:: Request ::
Pick out the lines below with "alarm" and list them.

:: Data provided ::
▬▬▬▬▬▬▬▬▬▬

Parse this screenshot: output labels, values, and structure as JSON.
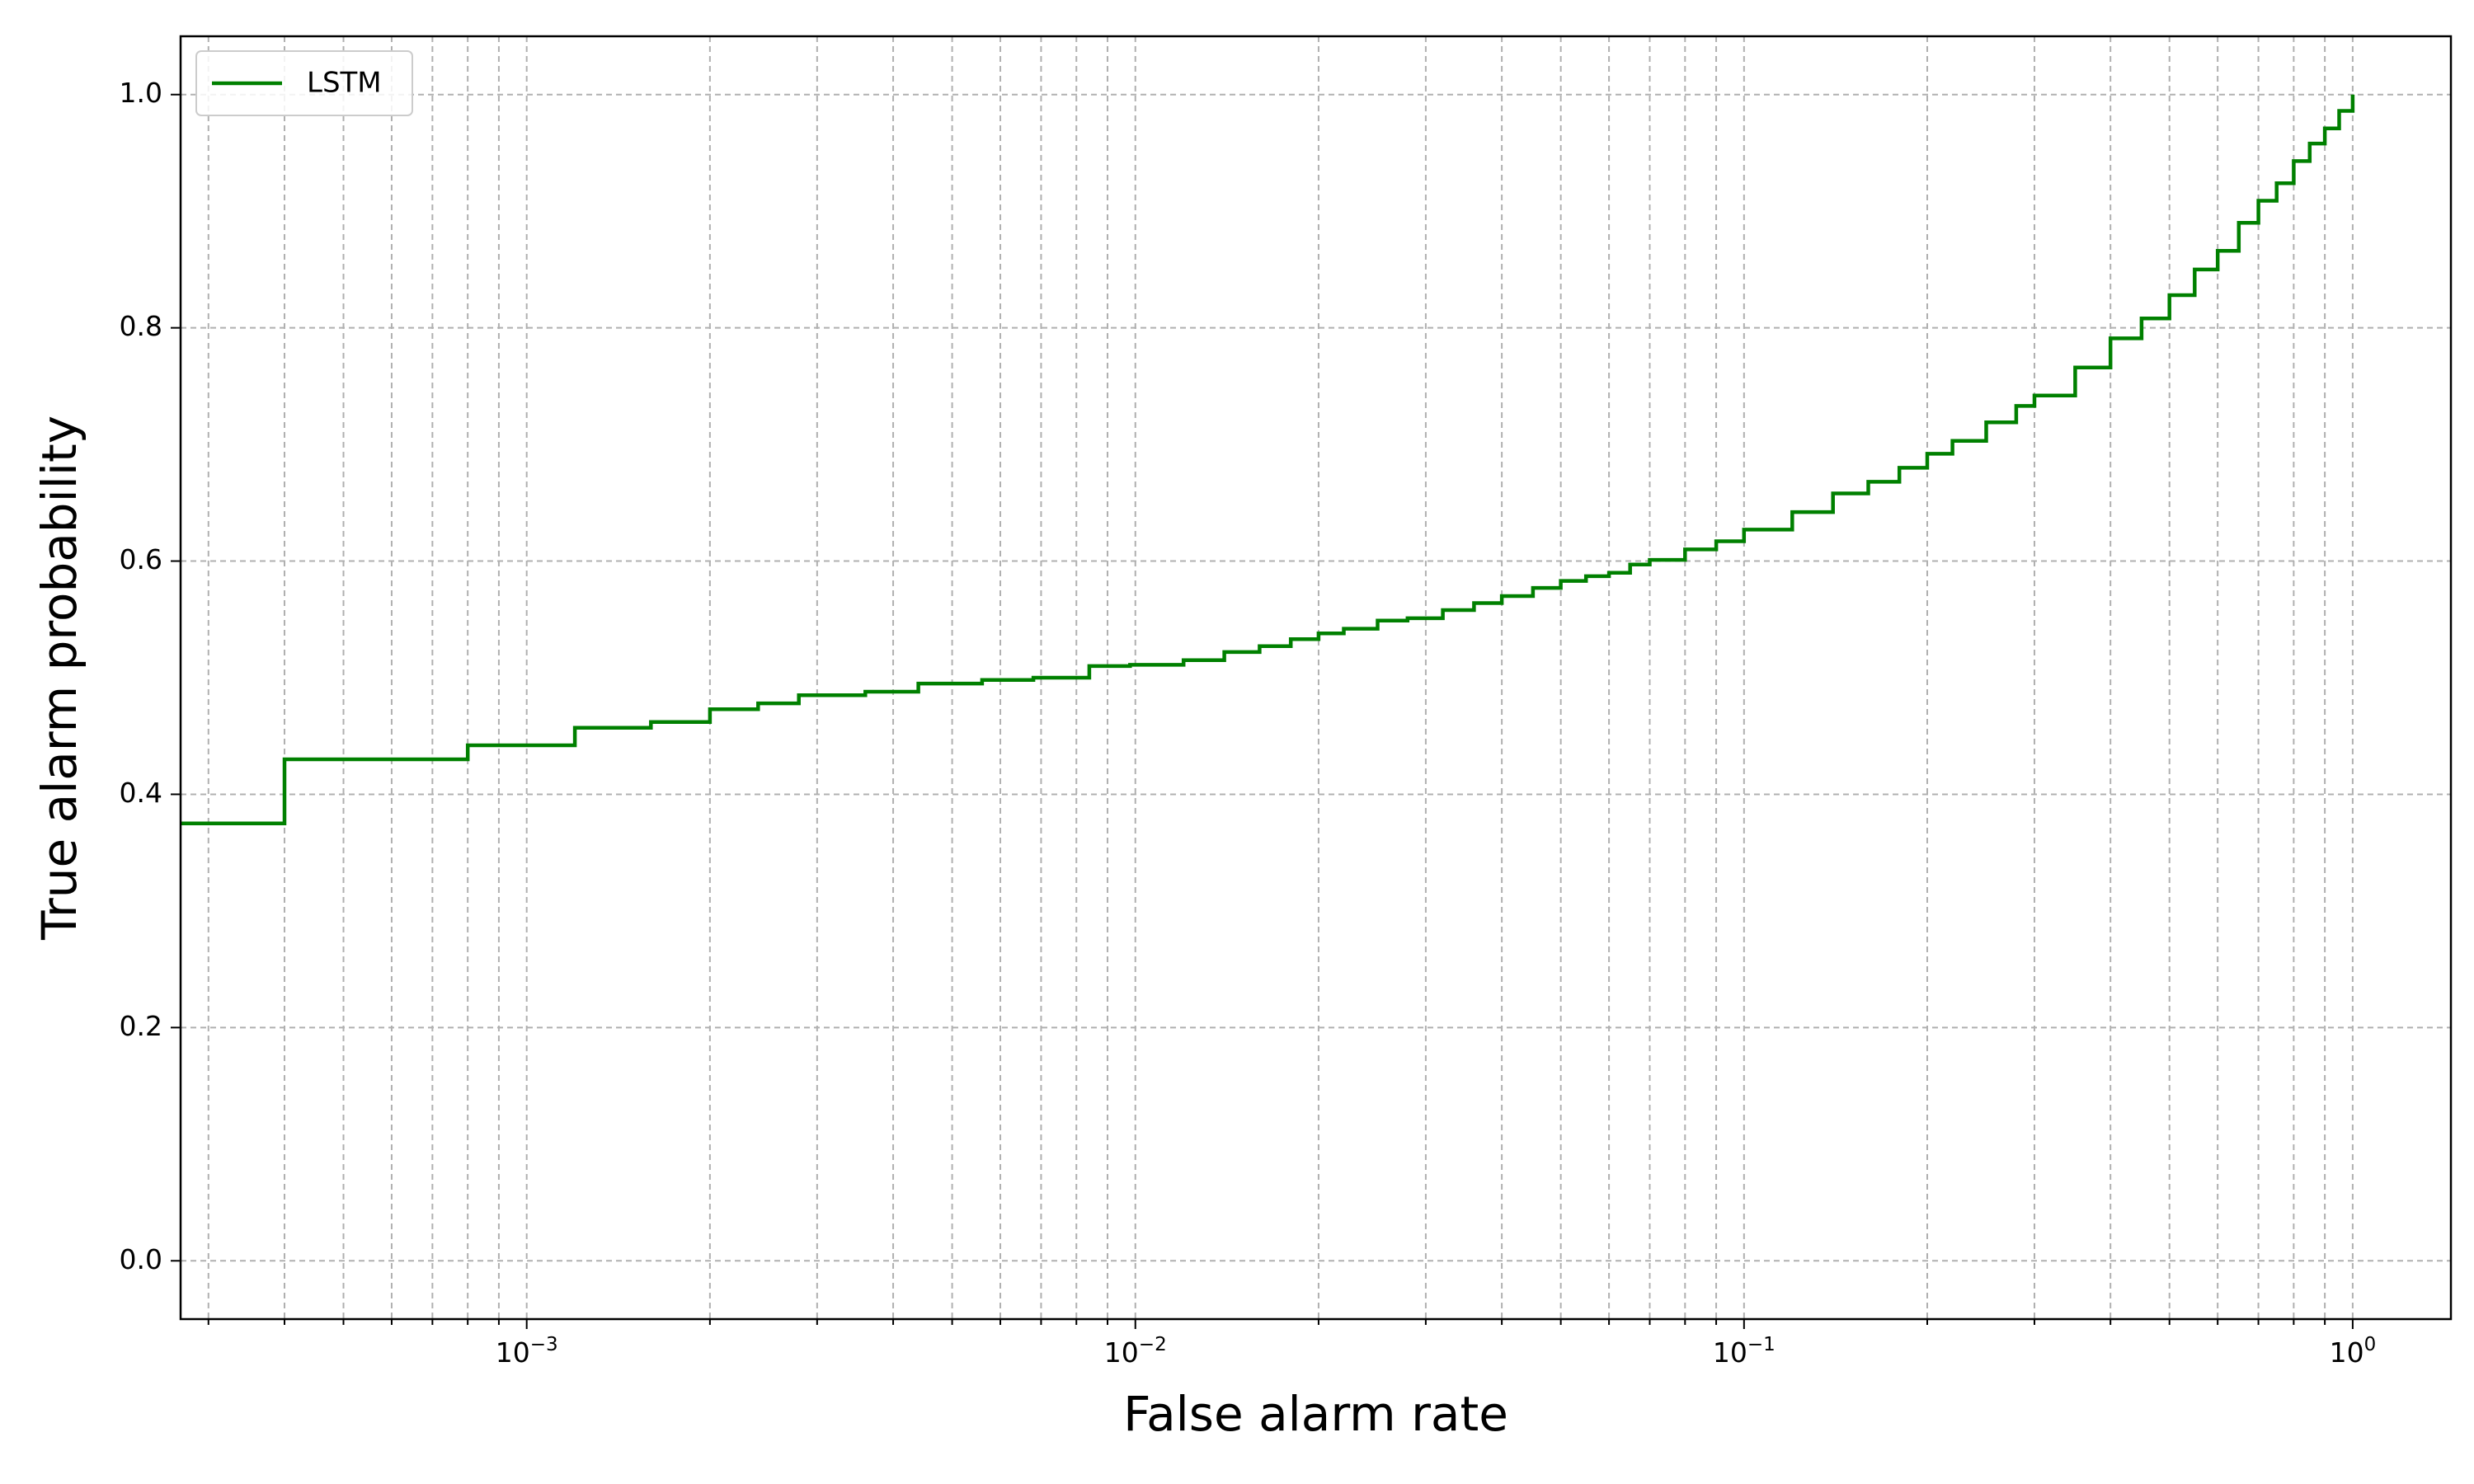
{
  "chart_data": {
    "type": "line",
    "title": "",
    "xlabel": "False alarm rate",
    "ylabel": "True alarm probability",
    "x_scale": "log",
    "xlim": [
      0.00027,
      1.45
    ],
    "ylim": [
      -0.05,
      1.05
    ],
    "x_ticks": [
      {
        "value": 0.001,
        "base": "10",
        "exp": "−3"
      },
      {
        "value": 0.01,
        "base": "10",
        "exp": "−2"
      },
      {
        "value": 0.1,
        "base": "10",
        "exp": "−1"
      },
      {
        "value": 1,
        "base": "10",
        "exp": "0"
      }
    ],
    "y_ticks": [
      {
        "value": 0.0,
        "label": "0.0"
      },
      {
        "value": 0.2,
        "label": "0.2"
      },
      {
        "value": 0.4,
        "label": "0.4"
      },
      {
        "value": 0.6,
        "label": "0.6"
      },
      {
        "value": 0.8,
        "label": "0.8"
      },
      {
        "value": 1.0,
        "label": "1.0"
      }
    ],
    "grid": true,
    "grid_minor_x": true,
    "legend_position": "top-left",
    "series": [
      {
        "name": "LSTM",
        "color": "#008000",
        "drawstyle": "steps",
        "x": [
          0.00027,
          0.0004,
          0.0008,
          0.0012,
          0.0016,
          0.002,
          0.0024,
          0.0028,
          0.0036,
          0.0044,
          0.0056,
          0.0068,
          0.0084,
          0.0098,
          0.012,
          0.014,
          0.016,
          0.018,
          0.02,
          0.022,
          0.025,
          0.028,
          0.032,
          0.036,
          0.04,
          0.045,
          0.05,
          0.055,
          0.06,
          0.065,
          0.07,
          0.08,
          0.09,
          0.1,
          0.12,
          0.14,
          0.16,
          0.18,
          0.2,
          0.22,
          0.25,
          0.28,
          0.3,
          0.35,
          0.4,
          0.45,
          0.5,
          0.55,
          0.6,
          0.65,
          0.7,
          0.75,
          0.8,
          0.85,
          0.9,
          0.95,
          1.0
        ],
        "y": [
          0.375,
          0.43,
          0.442,
          0.457,
          0.462,
          0.473,
          0.478,
          0.485,
          0.488,
          0.495,
          0.498,
          0.5,
          0.51,
          0.511,
          0.515,
          0.522,
          0.527,
          0.533,
          0.538,
          0.542,
          0.549,
          0.551,
          0.558,
          0.564,
          0.57,
          0.577,
          0.583,
          0.587,
          0.59,
          0.597,
          0.601,
          0.61,
          0.617,
          0.627,
          0.642,
          0.658,
          0.668,
          0.68,
          0.692,
          0.703,
          0.719,
          0.733,
          0.742,
          0.766,
          0.791,
          0.808,
          0.828,
          0.85,
          0.866,
          0.89,
          0.909,
          0.924,
          0.943,
          0.958,
          0.971,
          0.986,
          1.0
        ]
      }
    ]
  }
}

▬▬▬▬▬▬▬▬▬▬

:: Complete response ::
    "xlabel": "False alarm rate",
    "ylabel": "True alarm probability",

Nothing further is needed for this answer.